Written instruction:
Return the listing below exactly, with the pictures dropped.

------------------------------------------------

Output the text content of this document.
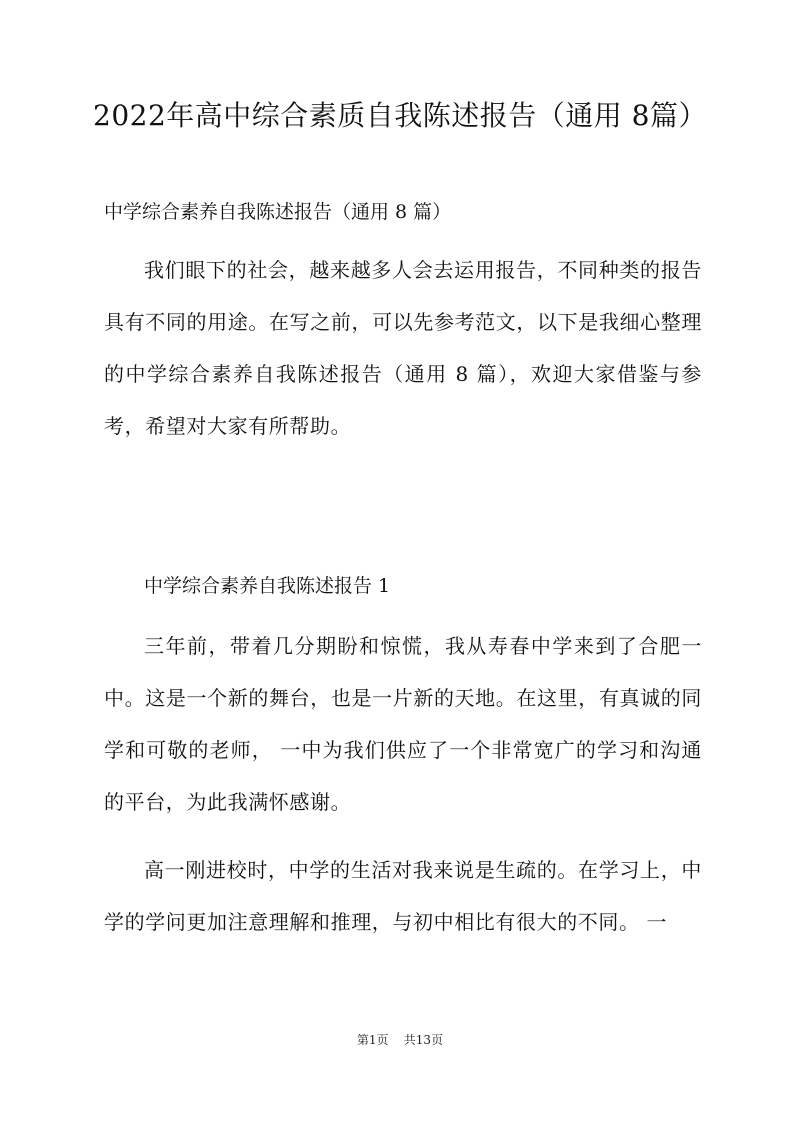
2022年高中综合素质自我陈述报告（通用 8篇）

中学综合素养自我陈述报告（通用 8 篇）

我们眼下的社会，越来越多人会去运用报告，不同种类的报告具有不同的用途。在写之前，可以先参考范文，以下是我细心整理的中学综合素养自我陈述报告（通用 8 篇），欢迎大家借鉴与参考，希望对大家有所帮助。

中学综合素养自我陈述报告 1

三年前，带着几分期盼和惊慌，我从寿春中学来到了合肥一中。这是一个新的舞台，也是一片新的天地。在这里，有真诚的同学和可敬的老师， 一中为我们供应了一个非常宽广的学习和沟通的平台，为此我满怀感谢。

高一刚进校时，中学的生活对我来说是生疏的。在学习上，中学的学问更加注意理解和推理，与初中相比有很大的不同。 一

第1页    共13页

------------------------------------------------

Correct answer:
Output the text content of this document.
2022年高中综合素质自我陈述报告（通用 8篇）

中学综合素养自我陈述报告（通用 8 篇）

我们眼下的社会，越来越多人会去运用报告，不同种类的报告具有不同的用途。在写之前，可以先参考范文，以下是我细心整理的中学综合素养自我陈述报告（通用 8 篇），欢迎大家借鉴与参考，希望对大家有所帮助。

中学综合素养自我陈述报告 1

三年前，带着几分期盼和惊慌，我从寿春中学来到了合肥一中。这是一个新的舞台，也是一片新的天地。在这里，有真诚的同学和可敬的老师， 一中为我们供应了一个非常宽广的学习和沟通的平台，为此我满怀感谢。

高一刚进校时，中学的生活对我来说是生疏的。在学习上，中学的学问更加注意理解和推理，与初中相比有很大的不同。 一

第1页    共13页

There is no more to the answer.